Requirements. Your task is to retype each line of the data below exactly.

[Dataset records]
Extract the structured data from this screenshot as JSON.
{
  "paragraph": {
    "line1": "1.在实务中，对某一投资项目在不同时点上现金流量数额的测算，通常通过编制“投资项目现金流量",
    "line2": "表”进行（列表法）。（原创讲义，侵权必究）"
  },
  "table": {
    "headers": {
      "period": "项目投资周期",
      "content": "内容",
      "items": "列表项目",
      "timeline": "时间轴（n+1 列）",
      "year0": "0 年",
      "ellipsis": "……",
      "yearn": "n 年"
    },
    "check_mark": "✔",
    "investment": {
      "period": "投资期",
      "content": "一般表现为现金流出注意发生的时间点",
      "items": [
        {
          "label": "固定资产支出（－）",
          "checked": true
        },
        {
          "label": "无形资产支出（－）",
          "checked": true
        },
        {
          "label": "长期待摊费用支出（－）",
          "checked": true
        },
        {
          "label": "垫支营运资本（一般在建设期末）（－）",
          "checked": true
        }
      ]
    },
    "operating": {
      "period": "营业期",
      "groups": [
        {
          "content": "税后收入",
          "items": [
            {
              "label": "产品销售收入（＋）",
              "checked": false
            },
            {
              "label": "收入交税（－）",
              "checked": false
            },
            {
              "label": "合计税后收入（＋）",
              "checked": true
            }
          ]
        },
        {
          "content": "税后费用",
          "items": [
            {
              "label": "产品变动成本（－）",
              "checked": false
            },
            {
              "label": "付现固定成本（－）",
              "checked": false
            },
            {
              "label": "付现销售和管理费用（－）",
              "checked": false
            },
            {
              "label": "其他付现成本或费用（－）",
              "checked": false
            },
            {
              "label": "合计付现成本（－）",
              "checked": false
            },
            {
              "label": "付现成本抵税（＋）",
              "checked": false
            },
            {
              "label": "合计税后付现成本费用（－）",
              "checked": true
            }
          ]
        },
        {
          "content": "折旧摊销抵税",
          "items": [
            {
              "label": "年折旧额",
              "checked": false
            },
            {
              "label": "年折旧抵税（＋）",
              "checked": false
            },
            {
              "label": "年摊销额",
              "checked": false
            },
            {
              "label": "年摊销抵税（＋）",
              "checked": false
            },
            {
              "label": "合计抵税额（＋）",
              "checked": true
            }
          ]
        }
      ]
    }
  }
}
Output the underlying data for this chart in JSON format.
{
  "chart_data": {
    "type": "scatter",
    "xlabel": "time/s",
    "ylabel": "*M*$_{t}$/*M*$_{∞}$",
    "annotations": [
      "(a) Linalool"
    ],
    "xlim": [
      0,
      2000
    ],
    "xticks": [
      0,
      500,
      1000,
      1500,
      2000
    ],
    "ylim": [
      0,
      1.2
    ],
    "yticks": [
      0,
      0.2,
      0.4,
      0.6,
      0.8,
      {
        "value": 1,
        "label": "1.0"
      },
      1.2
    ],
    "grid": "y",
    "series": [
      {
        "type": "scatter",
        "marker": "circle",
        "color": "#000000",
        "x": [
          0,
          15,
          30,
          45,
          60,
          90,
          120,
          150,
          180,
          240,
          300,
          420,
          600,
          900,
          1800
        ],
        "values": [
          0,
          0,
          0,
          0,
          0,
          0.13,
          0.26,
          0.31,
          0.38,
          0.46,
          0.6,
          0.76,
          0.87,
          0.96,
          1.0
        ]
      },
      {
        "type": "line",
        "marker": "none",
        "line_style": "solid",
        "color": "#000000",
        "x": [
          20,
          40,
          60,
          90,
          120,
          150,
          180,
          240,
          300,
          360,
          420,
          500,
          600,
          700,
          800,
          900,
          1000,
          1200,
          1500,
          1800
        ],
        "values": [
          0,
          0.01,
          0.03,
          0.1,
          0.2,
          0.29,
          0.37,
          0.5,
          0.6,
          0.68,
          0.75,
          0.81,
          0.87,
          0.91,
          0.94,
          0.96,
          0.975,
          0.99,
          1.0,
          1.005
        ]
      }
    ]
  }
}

Task solution.
Extract the structured data from this screenshot as JSON.
{
  "paragraph": {
    "line1": "1.在实务中，对某一投资项目在不同时点上现金流量数额的测算，通常通过编制“投资项目现金流量",
    "line2": "表”进行（列表法）。（原创讲义，侵权必究）"
  },
  "table": {
    "headers": {
      "period": "项目投资周期",
      "content": "内容",
      "items": "列表项目",
      "timeline": "时间轴（n+1 列）",
      "year0": "0 年",
      "ellipsis": "……",
      "yearn": "n 年"
    },
    "check_mark": "✔",
    "investment": {
      "period": "投资期",
      "content": "一般表现为现金流出注意发生的时间点",
      "items": [
        {
          "label": "固定资产支出（－）",
          "checked": true
        },
        {
          "label": "无形资产支出（－）",
          "checked": true
        },
        {
          "label": "长期待摊费用支出（－）",
          "checked": true
        },
        {
          "label": "垫支营运资本（一般在建设期末）（－）",
          "checked": true
        }
      ]
    },
    "operating": {
      "period": "营业期",
      "groups": [
        {
          "content": "税后收入",
          "items": [
            {
              "label": "产品销售收入（＋）",
              "checked": false
            },
            {
              "label": "收入交税（－）",
              "checked": false
            },
            {
              "label": "合计税后收入（＋）",
              "checked": true
            }
          ]
        },
        {
          "content": "税后费用",
          "items": [
            {
              "label": "产品变动成本（－）",
              "checked": false
            },
            {
              "label": "付现固定成本（－）",
              "checked": false
            },
            {
              "label": "付现销售和管理费用（－）",
              "checked": false
            },
            {
              "label": "其他付现成本或费用（－）",
              "checked": false
            },
            {
              "label": "合计付现成本（－）",
              "checked": false
            },
            {
              "label": "付现成本抵税（＋）",
              "checked": false
            },
            {
              "label": "合计税后付现成本费用（－）",
              "checked": true
            }
          ]
        },
        {
          "content": "折旧摊销抵税",
          "items": [
            {
              "label": "年折旧额",
              "checked": false
            },
            {
              "label": "年折旧抵税（＋）",
              "checked": false
            },
            {
              "label": "年摊销额",
              "checked": false
            },
            {
              "label": "年摊销抵税（＋）",
              "checked": false
            },
            {
              "label": "合计抵税额（＋）",
              "checked": true
            }
          ]
        }
      ]
    }
  }
}
Output the underlying data for this chart in JSON format.
{
  "chart_data": {
    "type": "scatter",
    "xlabel": "time/s",
    "ylabel": "*M*$_{t}$/*M*$_{∞}$",
    "annotations": [
      "(a) Linalool"
    ],
    "xlim": [
      0,
      2000
    ],
    "xticks": [
      0,
      500,
      1000,
      1500,
      2000
    ],
    "ylim": [
      0,
      1.2
    ],
    "yticks": [
      0,
      0.2,
      0.4,
      0.6,
      0.8,
      {
        "value": 1,
        "label": "1.0"
      },
      1.2
    ],
    "grid": "y",
    "series": [
      {
        "type": "scatter",
        "marker": "circle",
        "color": "#000000",
        "x": [
          0,
          15,
          30,
          45,
          60,
          90,
          120,
          150,
          180,
          240,
          300,
          420,
          600,
          900,
          1800
        ],
        "values": [
          0,
          0,
          0,
          0,
          0,
          0.13,
          0.26,
          0.31,
          0.38,
          0.46,
          0.6,
          0.76,
          0.87,
          0.96,
          1.0
        ]
      },
      {
        "type": "line",
        "marker": "none",
        "line_style": "solid",
        "color": "#000000",
        "x": [
          20,
          40,
          60,
          90,
          120,
          150,
          180,
          240,
          300,
          360,
          420,
          500,
          600,
          700,
          800,
          900,
          1000,
          1200,
          1500,
          1800
        ],
        "values": [
          0,
          0.01,
          0.03,
          0.1,
          0.2,
          0.29,
          0.37,
          0.5,
          0.6,
          0.68,
          0.75,
          0.81,
          0.87,
          0.91,
          0.94,
          0.96,
          0.975,
          0.99,
          1.0,
          1.005
        ]
      }
    ]
  }
}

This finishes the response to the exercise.